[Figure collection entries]
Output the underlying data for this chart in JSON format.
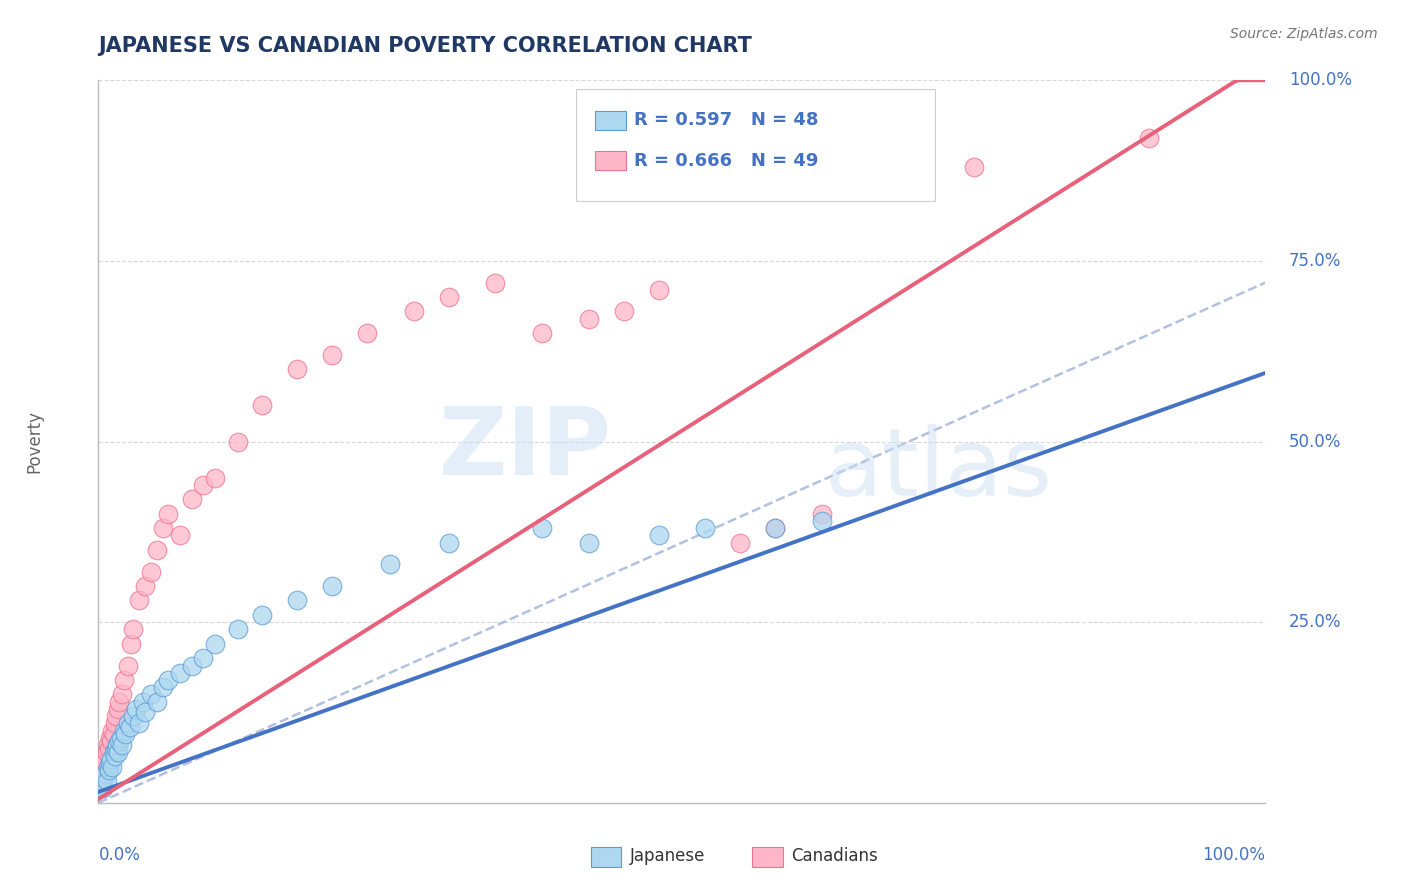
{
  "title": "JAPANESE VS CANADIAN POVERTY CORRELATION CHART",
  "source_text": "Source: ZipAtlas.com",
  "watermark_zip": "ZIP",
  "watermark_atlas": "atlas",
  "ylabel": "Poverty",
  "ytick_labels": [
    "100.0%",
    "75.0%",
    "50.0%",
    "25.0%"
  ],
  "ytick_values": [
    100,
    75,
    50,
    25
  ],
  "legend_jp_text": "R = 0.597   N = 48",
  "legend_ca_text": "R = 0.666   N = 49",
  "legend_label_jp": "Japanese",
  "legend_label_ca": "Canadians",
  "color_jp_fill": "#add8f0",
  "color_jp_edge": "#5b9bd5",
  "color_ca_fill": "#ffb6c8",
  "color_ca_edge": "#f07090",
  "color_reg_jp": "#4472c4",
  "color_reg_ca": "#e8607a",
  "color_dash": "#aabbdd",
  "color_title": "#1f3864",
  "color_axis": "#4472c4",
  "color_source": "#777777",
  "color_grid": "#d0d0d0",
  "color_watermark_zip": "#cce0f5",
  "color_watermark_atlas": "#c8ddf0",
  "background_color": "#ffffff",
  "jp_slope": 0.58,
  "jp_intercept": 1.5,
  "ca_slope": 1.02,
  "ca_intercept": 0.5,
  "dash_slope": 0.72,
  "dash_intercept": 0.0,
  "jp_x_base": [
    0.2,
    0.3,
    0.4,
    0.5,
    0.6,
    0.7,
    0.8,
    0.9,
    1.0,
    1.1,
    1.2,
    1.3,
    1.4,
    1.5,
    1.6,
    1.7,
    1.8,
    1.9,
    2.0,
    2.2,
    2.3,
    2.5,
    2.7,
    3.0,
    3.2,
    3.5,
    3.8,
    4.0,
    4.5,
    5.0,
    5.5,
    6.0,
    7.0,
    8.0,
    9.0,
    10.0,
    12.0,
    14.0,
    17.0,
    20.0,
    25.0,
    30.0,
    38.0,
    42.0,
    48.0,
    52.0,
    58.0,
    62.0
  ],
  "jp_y_vals": [
    2.5,
    3.0,
    2.0,
    3.5,
    4.0,
    3.0,
    5.0,
    4.5,
    5.5,
    6.0,
    5.0,
    7.0,
    6.5,
    7.5,
    8.0,
    7.0,
    8.5,
    9.0,
    8.0,
    10.0,
    9.5,
    11.0,
    10.5,
    12.0,
    13.0,
    11.0,
    14.0,
    12.5,
    15.0,
    14.0,
    16.0,
    17.0,
    18.0,
    19.0,
    20.0,
    22.0,
    24.0,
    26.0,
    28.0,
    30.0,
    33.0,
    36.0,
    38.0,
    36.0,
    37.0,
    38.0,
    38.0,
    39.0
  ],
  "ca_x_base": [
    0.1,
    0.2,
    0.3,
    0.4,
    0.5,
    0.6,
    0.7,
    0.8,
    0.9,
    1.0,
    1.1,
    1.2,
    1.3,
    1.4,
    1.5,
    1.7,
    1.8,
    2.0,
    2.2,
    2.5,
    2.8,
    3.0,
    3.5,
    4.0,
    4.5,
    5.0,
    5.5,
    6.0,
    7.0,
    8.0,
    9.0,
    10.0,
    12.0,
    14.0,
    17.0,
    20.0,
    23.0,
    27.0,
    30.0,
    34.0,
    38.0,
    42.0,
    45.0,
    48.0,
    55.0,
    58.0,
    62.0,
    75.0,
    90.0
  ],
  "ca_y_vals": [
    3.0,
    4.0,
    5.0,
    4.5,
    6.0,
    5.5,
    7.0,
    8.0,
    7.5,
    9.0,
    8.5,
    10.0,
    9.5,
    11.0,
    12.0,
    13.0,
    14.0,
    15.0,
    17.0,
    19.0,
    22.0,
    24.0,
    28.0,
    30.0,
    32.0,
    35.0,
    38.0,
    40.0,
    37.0,
    42.0,
    44.0,
    45.0,
    50.0,
    55.0,
    60.0,
    62.0,
    65.0,
    68.0,
    70.0,
    72.0,
    65.0,
    67.0,
    68.0,
    71.0,
    36.0,
    38.0,
    40.0,
    88.0,
    92.0
  ]
}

(WRITTEN REQUEST) Copy out all the entries exactly. Images stay out of the copy.

(THE REPLY)
Output the underlying data for this chart in JSON format.
{
  "title": "JAPANESE VS CANADIAN POVERTY CORRELATION CHART",
  "source_text": "Source: ZipAtlas.com",
  "watermark_zip": "ZIP",
  "watermark_atlas": "atlas",
  "ylabel": "Poverty",
  "ytick_labels": [
    "100.0%",
    "75.0%",
    "50.0%",
    "25.0%"
  ],
  "ytick_values": [
    100,
    75,
    50,
    25
  ],
  "legend_jp_text": "R = 0.597   N = 48",
  "legend_ca_text": "R = 0.666   N = 49",
  "legend_label_jp": "Japanese",
  "legend_label_ca": "Canadians",
  "color_jp_fill": "#add8f0",
  "color_jp_edge": "#5b9bd5",
  "color_ca_fill": "#ffb6c8",
  "color_ca_edge": "#f07090",
  "color_reg_jp": "#4472c4",
  "color_reg_ca": "#e8607a",
  "color_dash": "#aabbdd",
  "color_title": "#1f3864",
  "color_axis": "#4472c4",
  "color_source": "#777777",
  "color_grid": "#d0d0d0",
  "color_watermark_zip": "#cce0f5",
  "color_watermark_atlas": "#c8ddf0",
  "background_color": "#ffffff",
  "jp_slope": 0.58,
  "jp_intercept": 1.5,
  "ca_slope": 1.02,
  "ca_intercept": 0.5,
  "dash_slope": 0.72,
  "dash_intercept": 0.0,
  "jp_x_base": [
    0.2,
    0.3,
    0.4,
    0.5,
    0.6,
    0.7,
    0.8,
    0.9,
    1.0,
    1.1,
    1.2,
    1.3,
    1.4,
    1.5,
    1.6,
    1.7,
    1.8,
    1.9,
    2.0,
    2.2,
    2.3,
    2.5,
    2.7,
    3.0,
    3.2,
    3.5,
    3.8,
    4.0,
    4.5,
    5.0,
    5.5,
    6.0,
    7.0,
    8.0,
    9.0,
    10.0,
    12.0,
    14.0,
    17.0,
    20.0,
    25.0,
    30.0,
    38.0,
    42.0,
    48.0,
    52.0,
    58.0,
    62.0
  ],
  "jp_y_vals": [
    2.5,
    3.0,
    2.0,
    3.5,
    4.0,
    3.0,
    5.0,
    4.5,
    5.5,
    6.0,
    5.0,
    7.0,
    6.5,
    7.5,
    8.0,
    7.0,
    8.5,
    9.0,
    8.0,
    10.0,
    9.5,
    11.0,
    10.5,
    12.0,
    13.0,
    11.0,
    14.0,
    12.5,
    15.0,
    14.0,
    16.0,
    17.0,
    18.0,
    19.0,
    20.0,
    22.0,
    24.0,
    26.0,
    28.0,
    30.0,
    33.0,
    36.0,
    38.0,
    36.0,
    37.0,
    38.0,
    38.0,
    39.0
  ],
  "ca_x_base": [
    0.1,
    0.2,
    0.3,
    0.4,
    0.5,
    0.6,
    0.7,
    0.8,
    0.9,
    1.0,
    1.1,
    1.2,
    1.3,
    1.4,
    1.5,
    1.7,
    1.8,
    2.0,
    2.2,
    2.5,
    2.8,
    3.0,
    3.5,
    4.0,
    4.5,
    5.0,
    5.5,
    6.0,
    7.0,
    8.0,
    9.0,
    10.0,
    12.0,
    14.0,
    17.0,
    20.0,
    23.0,
    27.0,
    30.0,
    34.0,
    38.0,
    42.0,
    45.0,
    48.0,
    55.0,
    58.0,
    62.0,
    75.0,
    90.0
  ],
  "ca_y_vals": [
    3.0,
    4.0,
    5.0,
    4.5,
    6.0,
    5.5,
    7.0,
    8.0,
    7.5,
    9.0,
    8.5,
    10.0,
    9.5,
    11.0,
    12.0,
    13.0,
    14.0,
    15.0,
    17.0,
    19.0,
    22.0,
    24.0,
    28.0,
    30.0,
    32.0,
    35.0,
    38.0,
    40.0,
    37.0,
    42.0,
    44.0,
    45.0,
    50.0,
    55.0,
    60.0,
    62.0,
    65.0,
    68.0,
    70.0,
    72.0,
    65.0,
    67.0,
    68.0,
    71.0,
    36.0,
    38.0,
    40.0,
    88.0,
    92.0
  ]
}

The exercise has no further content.